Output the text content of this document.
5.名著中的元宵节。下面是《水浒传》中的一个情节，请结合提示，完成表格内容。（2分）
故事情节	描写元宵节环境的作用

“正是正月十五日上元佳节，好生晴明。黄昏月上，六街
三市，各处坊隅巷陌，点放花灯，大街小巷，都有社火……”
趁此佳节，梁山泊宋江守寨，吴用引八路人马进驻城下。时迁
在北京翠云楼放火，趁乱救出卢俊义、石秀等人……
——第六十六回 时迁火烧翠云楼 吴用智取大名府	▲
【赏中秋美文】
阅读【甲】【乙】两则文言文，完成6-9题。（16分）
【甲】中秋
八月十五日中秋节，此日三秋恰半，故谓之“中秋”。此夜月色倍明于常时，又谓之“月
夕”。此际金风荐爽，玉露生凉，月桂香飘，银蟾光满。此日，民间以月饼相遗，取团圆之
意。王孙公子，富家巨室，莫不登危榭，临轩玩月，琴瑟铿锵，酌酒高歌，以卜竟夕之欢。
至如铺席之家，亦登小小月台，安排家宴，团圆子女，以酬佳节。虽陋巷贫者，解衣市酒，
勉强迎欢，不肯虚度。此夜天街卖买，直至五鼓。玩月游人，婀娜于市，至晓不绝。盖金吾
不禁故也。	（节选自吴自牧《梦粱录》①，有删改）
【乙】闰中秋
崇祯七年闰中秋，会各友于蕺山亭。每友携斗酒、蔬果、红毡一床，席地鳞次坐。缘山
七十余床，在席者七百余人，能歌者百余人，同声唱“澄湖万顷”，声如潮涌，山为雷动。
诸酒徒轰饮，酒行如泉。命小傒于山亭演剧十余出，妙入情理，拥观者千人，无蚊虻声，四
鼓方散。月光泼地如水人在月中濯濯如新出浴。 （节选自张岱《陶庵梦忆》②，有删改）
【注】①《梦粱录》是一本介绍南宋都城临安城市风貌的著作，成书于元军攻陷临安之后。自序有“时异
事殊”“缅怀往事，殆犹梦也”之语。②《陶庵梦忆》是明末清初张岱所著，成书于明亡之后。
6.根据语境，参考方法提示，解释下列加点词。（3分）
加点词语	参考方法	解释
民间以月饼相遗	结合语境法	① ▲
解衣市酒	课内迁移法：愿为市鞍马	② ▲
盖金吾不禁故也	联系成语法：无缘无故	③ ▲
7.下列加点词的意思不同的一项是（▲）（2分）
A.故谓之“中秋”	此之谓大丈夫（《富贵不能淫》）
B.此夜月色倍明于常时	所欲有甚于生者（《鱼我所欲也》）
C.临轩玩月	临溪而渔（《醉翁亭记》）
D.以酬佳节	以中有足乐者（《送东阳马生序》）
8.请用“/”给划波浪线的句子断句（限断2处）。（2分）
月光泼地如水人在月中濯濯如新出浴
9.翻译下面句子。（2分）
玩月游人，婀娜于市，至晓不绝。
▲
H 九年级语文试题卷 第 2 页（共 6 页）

==

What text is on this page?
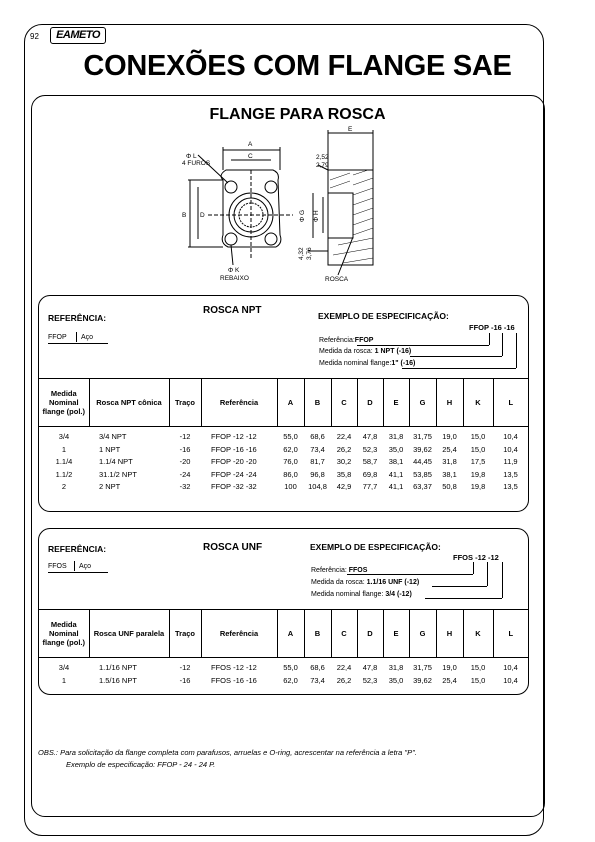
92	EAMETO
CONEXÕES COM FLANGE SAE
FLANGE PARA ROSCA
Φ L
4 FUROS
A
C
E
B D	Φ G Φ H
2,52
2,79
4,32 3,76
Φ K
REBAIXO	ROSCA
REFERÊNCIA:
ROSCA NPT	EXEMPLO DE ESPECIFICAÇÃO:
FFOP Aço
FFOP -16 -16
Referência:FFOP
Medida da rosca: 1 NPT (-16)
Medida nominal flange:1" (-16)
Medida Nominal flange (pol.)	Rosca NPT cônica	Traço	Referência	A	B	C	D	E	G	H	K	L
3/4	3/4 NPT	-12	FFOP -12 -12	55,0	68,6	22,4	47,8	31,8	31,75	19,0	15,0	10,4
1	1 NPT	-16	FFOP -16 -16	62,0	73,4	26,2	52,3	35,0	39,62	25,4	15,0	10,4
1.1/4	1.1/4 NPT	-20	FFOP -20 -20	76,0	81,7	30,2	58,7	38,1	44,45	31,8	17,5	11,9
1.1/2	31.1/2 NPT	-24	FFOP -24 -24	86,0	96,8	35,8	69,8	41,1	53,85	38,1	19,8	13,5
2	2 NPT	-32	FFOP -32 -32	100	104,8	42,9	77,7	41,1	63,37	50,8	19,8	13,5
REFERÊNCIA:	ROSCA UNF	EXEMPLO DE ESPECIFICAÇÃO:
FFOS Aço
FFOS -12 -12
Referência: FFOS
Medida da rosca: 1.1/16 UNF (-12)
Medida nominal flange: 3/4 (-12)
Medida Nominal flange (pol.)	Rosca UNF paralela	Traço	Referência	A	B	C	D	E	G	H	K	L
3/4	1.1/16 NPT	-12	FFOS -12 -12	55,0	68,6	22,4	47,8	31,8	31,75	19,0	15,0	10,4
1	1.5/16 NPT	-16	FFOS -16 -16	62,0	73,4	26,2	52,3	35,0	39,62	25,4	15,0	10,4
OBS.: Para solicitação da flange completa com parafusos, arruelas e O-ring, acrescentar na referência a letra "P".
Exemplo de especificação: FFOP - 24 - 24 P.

Objective: In the data above, tally the lines holding "text" and answer with the figure only.

Answer to this task: 2